WHAT YOU ARE ASKED TO DO:
Restate the data exactly as given and keep the pictures out.

ROWS:
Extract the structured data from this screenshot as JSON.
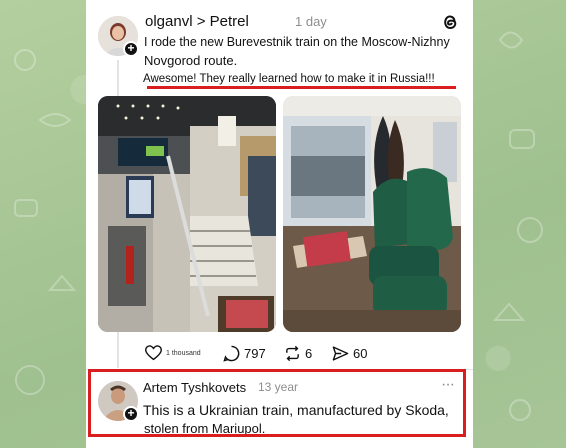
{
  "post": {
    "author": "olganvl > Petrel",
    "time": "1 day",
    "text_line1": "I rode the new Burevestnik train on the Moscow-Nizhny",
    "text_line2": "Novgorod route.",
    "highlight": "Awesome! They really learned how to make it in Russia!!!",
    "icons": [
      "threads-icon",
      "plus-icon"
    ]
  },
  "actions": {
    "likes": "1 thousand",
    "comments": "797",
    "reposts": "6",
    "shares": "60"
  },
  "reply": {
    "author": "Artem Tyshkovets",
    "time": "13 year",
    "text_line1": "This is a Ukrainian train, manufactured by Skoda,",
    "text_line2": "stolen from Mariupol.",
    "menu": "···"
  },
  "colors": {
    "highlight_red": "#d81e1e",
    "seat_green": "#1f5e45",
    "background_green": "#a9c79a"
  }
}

RESPONSE:
Extract the structured data from this screenshot as JSON.
{
  "post": {
    "author": "olganvl > Petrel",
    "time": "1 day",
    "text_line1": "I rode the new Burevestnik train on the Moscow-Nizhny",
    "text_line2": "Novgorod route.",
    "highlight": "Awesome! They really learned how to make it in Russia!!!",
    "icons": [
      "threads-icon",
      "plus-icon"
    ]
  },
  "actions": {
    "likes": "1 thousand",
    "comments": "797",
    "reposts": "6",
    "shares": "60"
  },
  "reply": {
    "author": "Artem Tyshkovets",
    "time": "13 year",
    "text_line1": "This is a Ukrainian train, manufactured by Skoda,",
    "text_line2": "stolen from Mariupol.",
    "menu": "···"
  },
  "colors": {
    "highlight_red": "#d81e1e",
    "seat_green": "#1f5e45",
    "background_green": "#a9c79a"
  }
}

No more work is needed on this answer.